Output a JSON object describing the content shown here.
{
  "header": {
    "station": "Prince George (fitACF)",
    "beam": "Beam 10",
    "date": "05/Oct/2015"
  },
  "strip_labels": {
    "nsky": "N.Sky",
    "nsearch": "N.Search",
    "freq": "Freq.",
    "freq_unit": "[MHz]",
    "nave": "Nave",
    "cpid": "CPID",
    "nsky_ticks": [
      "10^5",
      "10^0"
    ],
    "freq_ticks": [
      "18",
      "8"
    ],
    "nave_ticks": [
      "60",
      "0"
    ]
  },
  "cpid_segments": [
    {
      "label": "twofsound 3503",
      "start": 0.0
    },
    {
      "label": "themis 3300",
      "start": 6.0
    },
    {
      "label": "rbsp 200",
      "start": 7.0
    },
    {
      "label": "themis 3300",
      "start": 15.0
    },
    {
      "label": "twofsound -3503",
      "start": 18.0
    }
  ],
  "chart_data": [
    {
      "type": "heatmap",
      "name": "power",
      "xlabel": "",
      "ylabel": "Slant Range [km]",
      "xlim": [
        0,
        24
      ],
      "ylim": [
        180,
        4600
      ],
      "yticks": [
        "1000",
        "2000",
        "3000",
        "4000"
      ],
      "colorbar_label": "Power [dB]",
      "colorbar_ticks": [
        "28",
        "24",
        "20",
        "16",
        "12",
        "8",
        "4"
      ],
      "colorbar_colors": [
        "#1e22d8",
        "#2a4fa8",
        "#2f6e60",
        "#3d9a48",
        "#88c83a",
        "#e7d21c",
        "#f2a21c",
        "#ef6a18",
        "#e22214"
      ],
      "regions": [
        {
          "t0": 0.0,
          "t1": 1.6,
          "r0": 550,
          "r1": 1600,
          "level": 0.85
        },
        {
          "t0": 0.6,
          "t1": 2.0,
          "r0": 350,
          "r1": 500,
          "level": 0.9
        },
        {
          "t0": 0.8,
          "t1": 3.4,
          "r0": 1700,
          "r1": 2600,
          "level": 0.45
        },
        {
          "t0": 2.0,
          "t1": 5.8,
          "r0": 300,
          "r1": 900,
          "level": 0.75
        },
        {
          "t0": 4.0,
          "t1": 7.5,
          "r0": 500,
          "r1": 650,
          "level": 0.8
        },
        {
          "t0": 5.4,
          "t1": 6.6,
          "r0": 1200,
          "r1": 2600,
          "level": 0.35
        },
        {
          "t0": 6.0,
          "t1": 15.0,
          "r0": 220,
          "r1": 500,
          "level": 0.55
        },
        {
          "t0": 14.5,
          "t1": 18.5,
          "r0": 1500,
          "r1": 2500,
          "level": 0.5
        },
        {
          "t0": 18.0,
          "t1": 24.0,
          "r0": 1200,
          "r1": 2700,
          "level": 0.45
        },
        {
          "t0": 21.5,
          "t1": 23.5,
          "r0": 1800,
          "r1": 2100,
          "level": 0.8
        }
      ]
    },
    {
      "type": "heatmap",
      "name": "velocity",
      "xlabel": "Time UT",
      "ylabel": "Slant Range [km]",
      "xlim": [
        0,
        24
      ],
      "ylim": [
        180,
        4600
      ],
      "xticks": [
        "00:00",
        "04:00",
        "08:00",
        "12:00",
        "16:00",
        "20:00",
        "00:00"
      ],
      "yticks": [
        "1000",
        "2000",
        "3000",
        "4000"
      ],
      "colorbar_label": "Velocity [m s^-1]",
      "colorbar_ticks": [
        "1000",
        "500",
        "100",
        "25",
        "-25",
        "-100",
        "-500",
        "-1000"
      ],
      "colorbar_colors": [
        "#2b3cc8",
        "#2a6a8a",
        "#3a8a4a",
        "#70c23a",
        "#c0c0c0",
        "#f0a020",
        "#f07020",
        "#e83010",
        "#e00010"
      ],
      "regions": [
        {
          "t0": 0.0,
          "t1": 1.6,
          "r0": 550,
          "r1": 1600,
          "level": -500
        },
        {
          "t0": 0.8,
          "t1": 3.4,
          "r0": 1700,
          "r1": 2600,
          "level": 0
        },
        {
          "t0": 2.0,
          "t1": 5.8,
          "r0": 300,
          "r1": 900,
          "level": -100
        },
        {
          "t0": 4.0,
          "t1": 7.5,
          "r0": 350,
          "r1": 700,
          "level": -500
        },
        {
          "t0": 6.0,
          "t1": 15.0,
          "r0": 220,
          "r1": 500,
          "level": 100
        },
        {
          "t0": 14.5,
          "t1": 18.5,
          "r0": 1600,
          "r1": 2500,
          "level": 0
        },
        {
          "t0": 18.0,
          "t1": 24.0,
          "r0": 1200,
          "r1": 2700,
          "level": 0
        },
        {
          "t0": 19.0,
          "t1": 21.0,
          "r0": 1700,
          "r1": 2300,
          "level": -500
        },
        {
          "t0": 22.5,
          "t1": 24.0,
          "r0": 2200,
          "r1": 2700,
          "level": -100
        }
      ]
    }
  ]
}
:::::
Goal: Each record above should be returned exactly as it appears.

Answer to the exercise:
Output a JSON object describing the content shown here.
{
  "header": {
    "station": "Prince George (fitACF)",
    "beam": "Beam 10",
    "date": "05/Oct/2015"
  },
  "strip_labels": {
    "nsky": "N.Sky",
    "nsearch": "N.Search",
    "freq": "Freq.",
    "freq_unit": "[MHz]",
    "nave": "Nave",
    "cpid": "CPID",
    "nsky_ticks": [
      "10^5",
      "10^0"
    ],
    "freq_ticks": [
      "18",
      "8"
    ],
    "nave_ticks": [
      "60",
      "0"
    ]
  },
  "cpid_segments": [
    {
      "label": "twofsound 3503",
      "start": 0.0
    },
    {
      "label": "themis 3300",
      "start": 6.0
    },
    {
      "label": "rbsp 200",
      "start": 7.0
    },
    {
      "label": "themis 3300",
      "start": 15.0
    },
    {
      "label": "twofsound -3503",
      "start": 18.0
    }
  ],
  "chart_data": [
    {
      "type": "heatmap",
      "name": "power",
      "xlabel": "",
      "ylabel": "Slant Range [km]",
      "xlim": [
        0,
        24
      ],
      "ylim": [
        180,
        4600
      ],
      "yticks": [
        "1000",
        "2000",
        "3000",
        "4000"
      ],
      "colorbar_label": "Power [dB]",
      "colorbar_ticks": [
        "28",
        "24",
        "20",
        "16",
        "12",
        "8",
        "4"
      ],
      "colorbar_colors": [
        "#1e22d8",
        "#2a4fa8",
        "#2f6e60",
        "#3d9a48",
        "#88c83a",
        "#e7d21c",
        "#f2a21c",
        "#ef6a18",
        "#e22214"
      ],
      "regions": [
        {
          "t0": 0.0,
          "t1": 1.6,
          "r0": 550,
          "r1": 1600,
          "level": 0.85
        },
        {
          "t0": 0.6,
          "t1": 2.0,
          "r0": 350,
          "r1": 500,
          "level": 0.9
        },
        {
          "t0": 0.8,
          "t1": 3.4,
          "r0": 1700,
          "r1": 2600,
          "level": 0.45
        },
        {
          "t0": 2.0,
          "t1": 5.8,
          "r0": 300,
          "r1": 900,
          "level": 0.75
        },
        {
          "t0": 4.0,
          "t1": 7.5,
          "r0": 500,
          "r1": 650,
          "level": 0.8
        },
        {
          "t0": 5.4,
          "t1": 6.6,
          "r0": 1200,
          "r1": 2600,
          "level": 0.35
        },
        {
          "t0": 6.0,
          "t1": 15.0,
          "r0": 220,
          "r1": 500,
          "level": 0.55
        },
        {
          "t0": 14.5,
          "t1": 18.5,
          "r0": 1500,
          "r1": 2500,
          "level": 0.5
        },
        {
          "t0": 18.0,
          "t1": 24.0,
          "r0": 1200,
          "r1": 2700,
          "level": 0.45
        },
        {
          "t0": 21.5,
          "t1": 23.5,
          "r0": 1800,
          "r1": 2100,
          "level": 0.8
        }
      ]
    },
    {
      "type": "heatmap",
      "name": "velocity",
      "xlabel": "Time UT",
      "ylabel": "Slant Range [km]",
      "xlim": [
        0,
        24
      ],
      "ylim": [
        180,
        4600
      ],
      "xticks": [
        "00:00",
        "04:00",
        "08:00",
        "12:00",
        "16:00",
        "20:00",
        "00:00"
      ],
      "yticks": [
        "1000",
        "2000",
        "3000",
        "4000"
      ],
      "colorbar_label": "Velocity [m s^-1]",
      "colorbar_ticks": [
        "1000",
        "500",
        "100",
        "25",
        "-25",
        "-100",
        "-500",
        "-1000"
      ],
      "colorbar_colors": [
        "#2b3cc8",
        "#2a6a8a",
        "#3a8a4a",
        "#70c23a",
        "#c0c0c0",
        "#f0a020",
        "#f07020",
        "#e83010",
        "#e00010"
      ],
      "regions": [
        {
          "t0": 0.0,
          "t1": 1.6,
          "r0": 550,
          "r1": 1600,
          "level": -500
        },
        {
          "t0": 0.8,
          "t1": 3.4,
          "r0": 1700,
          "r1": 2600,
          "level": 0
        },
        {
          "t0": 2.0,
          "t1": 5.8,
          "r0": 300,
          "r1": 900,
          "level": -100
        },
        {
          "t0": 4.0,
          "t1": 7.5,
          "r0": 350,
          "r1": 700,
          "level": -500
        },
        {
          "t0": 6.0,
          "t1": 15.0,
          "r0": 220,
          "r1": 500,
          "level": 100
        },
        {
          "t0": 14.5,
          "t1": 18.5,
          "r0": 1600,
          "r1": 2500,
          "level": 0
        },
        {
          "t0": 18.0,
          "t1": 24.0,
          "r0": 1200,
          "r1": 2700,
          "level": 0
        },
        {
          "t0": 19.0,
          "t1": 21.0,
          "r0": 1700,
          "r1": 2300,
          "level": -500
        },
        {
          "t0": 22.5,
          "t1": 24.0,
          "r0": 2200,
          "r1": 2700,
          "level": -100
        }
      ]
    }
  ]
}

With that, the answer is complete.